+++ Data to use

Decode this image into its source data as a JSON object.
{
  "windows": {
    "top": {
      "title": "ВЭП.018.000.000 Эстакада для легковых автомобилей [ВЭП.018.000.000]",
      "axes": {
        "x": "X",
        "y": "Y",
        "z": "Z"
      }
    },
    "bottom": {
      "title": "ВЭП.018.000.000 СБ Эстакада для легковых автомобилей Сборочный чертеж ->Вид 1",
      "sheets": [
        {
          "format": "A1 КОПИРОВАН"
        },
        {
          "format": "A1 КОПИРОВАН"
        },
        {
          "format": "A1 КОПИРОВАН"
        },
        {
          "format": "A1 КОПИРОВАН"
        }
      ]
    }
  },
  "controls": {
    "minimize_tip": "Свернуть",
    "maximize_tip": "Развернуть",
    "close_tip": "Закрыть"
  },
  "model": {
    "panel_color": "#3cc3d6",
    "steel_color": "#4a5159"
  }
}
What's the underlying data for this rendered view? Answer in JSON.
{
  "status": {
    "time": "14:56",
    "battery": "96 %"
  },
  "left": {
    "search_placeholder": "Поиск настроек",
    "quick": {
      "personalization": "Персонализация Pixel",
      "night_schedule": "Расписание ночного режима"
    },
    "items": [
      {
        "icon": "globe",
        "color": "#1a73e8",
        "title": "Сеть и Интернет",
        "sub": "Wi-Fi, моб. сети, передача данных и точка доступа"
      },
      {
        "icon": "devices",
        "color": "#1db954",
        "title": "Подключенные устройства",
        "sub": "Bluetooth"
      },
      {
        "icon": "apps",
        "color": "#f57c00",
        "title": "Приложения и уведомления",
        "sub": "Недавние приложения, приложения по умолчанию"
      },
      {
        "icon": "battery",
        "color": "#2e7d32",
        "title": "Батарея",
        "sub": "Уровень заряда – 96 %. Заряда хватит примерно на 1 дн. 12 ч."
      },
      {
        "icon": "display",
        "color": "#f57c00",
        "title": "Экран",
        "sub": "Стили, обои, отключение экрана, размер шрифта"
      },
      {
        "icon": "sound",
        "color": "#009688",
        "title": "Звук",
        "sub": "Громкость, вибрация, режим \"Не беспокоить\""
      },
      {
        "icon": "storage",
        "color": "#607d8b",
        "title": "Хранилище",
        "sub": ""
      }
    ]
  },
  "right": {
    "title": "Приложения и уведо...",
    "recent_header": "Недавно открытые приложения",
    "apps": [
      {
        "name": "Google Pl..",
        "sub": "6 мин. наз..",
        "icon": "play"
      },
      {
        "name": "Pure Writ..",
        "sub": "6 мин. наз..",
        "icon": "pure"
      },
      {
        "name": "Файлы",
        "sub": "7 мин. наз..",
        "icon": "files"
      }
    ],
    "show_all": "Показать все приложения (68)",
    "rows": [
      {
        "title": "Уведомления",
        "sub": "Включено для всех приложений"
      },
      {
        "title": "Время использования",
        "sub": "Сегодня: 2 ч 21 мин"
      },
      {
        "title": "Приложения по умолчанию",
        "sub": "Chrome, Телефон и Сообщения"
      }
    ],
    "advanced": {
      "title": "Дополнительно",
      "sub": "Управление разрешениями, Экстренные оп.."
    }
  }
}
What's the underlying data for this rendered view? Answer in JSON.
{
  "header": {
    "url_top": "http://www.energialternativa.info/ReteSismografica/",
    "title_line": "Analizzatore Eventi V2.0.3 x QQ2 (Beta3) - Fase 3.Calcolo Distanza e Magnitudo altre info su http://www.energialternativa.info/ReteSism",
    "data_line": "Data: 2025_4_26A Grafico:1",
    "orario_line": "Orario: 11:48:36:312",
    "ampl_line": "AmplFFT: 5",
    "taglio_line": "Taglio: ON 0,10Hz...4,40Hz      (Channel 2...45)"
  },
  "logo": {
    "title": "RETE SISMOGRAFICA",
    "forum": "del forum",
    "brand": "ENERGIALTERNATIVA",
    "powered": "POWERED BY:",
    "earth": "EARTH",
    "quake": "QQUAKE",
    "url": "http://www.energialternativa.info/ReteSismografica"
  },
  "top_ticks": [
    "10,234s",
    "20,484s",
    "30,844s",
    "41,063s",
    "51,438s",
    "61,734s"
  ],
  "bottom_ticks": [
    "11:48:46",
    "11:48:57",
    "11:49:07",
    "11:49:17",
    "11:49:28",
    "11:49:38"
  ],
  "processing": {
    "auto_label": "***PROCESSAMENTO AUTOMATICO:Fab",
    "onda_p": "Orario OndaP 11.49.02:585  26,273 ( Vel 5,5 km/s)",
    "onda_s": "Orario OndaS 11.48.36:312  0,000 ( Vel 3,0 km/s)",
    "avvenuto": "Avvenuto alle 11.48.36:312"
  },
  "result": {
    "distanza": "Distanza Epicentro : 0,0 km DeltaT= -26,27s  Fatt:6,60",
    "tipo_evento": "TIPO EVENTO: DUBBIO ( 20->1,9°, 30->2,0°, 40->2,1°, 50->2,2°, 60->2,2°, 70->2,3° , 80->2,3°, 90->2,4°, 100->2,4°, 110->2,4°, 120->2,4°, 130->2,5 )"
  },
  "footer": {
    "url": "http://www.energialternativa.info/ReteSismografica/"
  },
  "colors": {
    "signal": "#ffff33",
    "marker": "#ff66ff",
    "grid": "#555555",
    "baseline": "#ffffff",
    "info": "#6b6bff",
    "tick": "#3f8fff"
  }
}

++++++

(Exercise requirements): Go through the data and return every record exactly.

(Exercise result):
Decode this image into its source data as a JSON object.
{
  "windows": {
    "top": {
      "title": "ВЭП.018.000.000 Эстакада для легковых автомобилей [ВЭП.018.000.000]",
      "axes": {
        "x": "X",
        "y": "Y",
        "z": "Z"
      }
    },
    "bottom": {
      "title": "ВЭП.018.000.000 СБ Эстакада для легковых автомобилей Сборочный чертеж ->Вид 1",
      "sheets": [
        {
          "format": "A1 КОПИРОВАН"
        },
        {
          "format": "A1 КОПИРОВАН"
        },
        {
          "format": "A1 КОПИРОВАН"
        },
        {
          "format": "A1 КОПИРОВАН"
        }
      ]
    }
  },
  "controls": {
    "minimize_tip": "Свернуть",
    "maximize_tip": "Развернуть",
    "close_tip": "Закрыть"
  },
  "model": {
    "panel_color": "#3cc3d6",
    "steel_color": "#4a5159"
  }
}
What's the underlying data for this rendered view? Answer in JSON.
{
  "status": {
    "time": "14:56",
    "battery": "96 %"
  },
  "left": {
    "search_placeholder": "Поиск настроек",
    "quick": {
      "personalization": "Персонализация Pixel",
      "night_schedule": "Расписание ночного режима"
    },
    "items": [
      {
        "icon": "globe",
        "color": "#1a73e8",
        "title": "Сеть и Интернет",
        "sub": "Wi-Fi, моб. сети, передача данных и точка доступа"
      },
      {
        "icon": "devices",
        "color": "#1db954",
        "title": "Подключенные устройства",
        "sub": "Bluetooth"
      },
      {
        "icon": "apps",
        "color": "#f57c00",
        "title": "Приложения и уведомления",
        "sub": "Недавние приложения, приложения по умолчанию"
      },
      {
        "icon": "battery",
        "color": "#2e7d32",
        "title": "Батарея",
        "sub": "Уровень заряда – 96 %. Заряда хватит примерно на 1 дн. 12 ч."
      },
      {
        "icon": "display",
        "color": "#f57c00",
        "title": "Экран",
        "sub": "Стили, обои, отключение экрана, размер шрифта"
      },
      {
        "icon": "sound",
        "color": "#009688",
        "title": "Звук",
        "sub": "Громкость, вибрация, режим \"Не беспокоить\""
      },
      {
        "icon": "storage",
        "color": "#607d8b",
        "title": "Хранилище",
        "sub": ""
      }
    ]
  },
  "right": {
    "title": "Приложения и уведо...",
    "recent_header": "Недавно открытые приложения",
    "apps": [
      {
        "name": "Google Pl..",
        "sub": "6 мин. наз..",
        "icon": "play"
      },
      {
        "name": "Pure Writ..",
        "sub": "6 мин. наз..",
        "icon": "pure"
      },
      {
        "name": "Файлы",
        "sub": "7 мин. наз..",
        "icon": "files"
      }
    ],
    "show_all": "Показать все приложения (68)",
    "rows": [
      {
        "title": "Уведомления",
        "sub": "Включено для всех приложений"
      },
      {
        "title": "Время использования",
        "sub": "Сегодня: 2 ч 21 мин"
      },
      {
        "title": "Приложения по умолчанию",
        "sub": "Chrome, Телефон и Сообщения"
      }
    ],
    "advanced": {
      "title": "Дополнительно",
      "sub": "Управление разрешениями, Экстренные оп.."
    }
  }
}
What's the underlying data for this rendered view? Answer in JSON.
{
  "header": {
    "url_top": "http://www.energialternativa.info/ReteSismografica/",
    "title_line": "Analizzatore Eventi V2.0.3 x QQ2 (Beta3) - Fase 3.Calcolo Distanza e Magnitudo altre info su http://www.energialternativa.info/ReteSism",
    "data_line": "Data: 2025_4_26A Grafico:1",
    "orario_line": "Orario: 11:48:36:312",
    "ampl_line": "AmplFFT: 5",
    "taglio_line": "Taglio: ON 0,10Hz...4,40Hz      (Channel 2...45)"
  },
  "logo": {
    "title": "RETE SISMOGRAFICA",
    "forum": "del forum",
    "brand": "ENERGIALTERNATIVA",
    "powered": "POWERED BY:",
    "earth": "EARTH",
    "quake": "QQUAKE",
    "url": "http://www.energialternativa.info/ReteSismografica"
  },
  "top_ticks": [
    "10,234s",
    "20,484s",
    "30,844s",
    "41,063s",
    "51,438s",
    "61,734s"
  ],
  "bottom_ticks": [
    "11:48:46",
    "11:48:57",
    "11:49:07",
    "11:49:17",
    "11:49:28",
    "11:49:38"
  ],
  "processing": {
    "auto_label": "***PROCESSAMENTO AUTOMATICO:Fab",
    "onda_p": "Orario OndaP 11.49.02:585  26,273 ( Vel 5,5 km/s)",
    "onda_s": "Orario OndaS 11.48.36:312  0,000 ( Vel 3,0 km/s)",
    "avvenuto": "Avvenuto alle 11.48.36:312"
  },
  "result": {
    "distanza": "Distanza Epicentro : 0,0 km DeltaT= -26,27s  Fatt:6,60",
    "tipo_evento": "TIPO EVENTO: DUBBIO ( 20->1,9°, 30->2,0°, 40->2,1°, 50->2,2°, 60->2,2°, 70->2,3° , 80->2,3°, 90->2,4°, 100->2,4°, 110->2,4°, 120->2,4°, 130->2,5 )"
  },
  "footer": {
    "url": "http://www.energialternativa.info/ReteSismografica/"
  },
  "colors": {
    "signal": "#ffff33",
    "marker": "#ff66ff",
    "grid": "#555555",
    "baseline": "#ffffff",
    "info": "#6b6bff",
    "tick": "#3f8fff"
  }
}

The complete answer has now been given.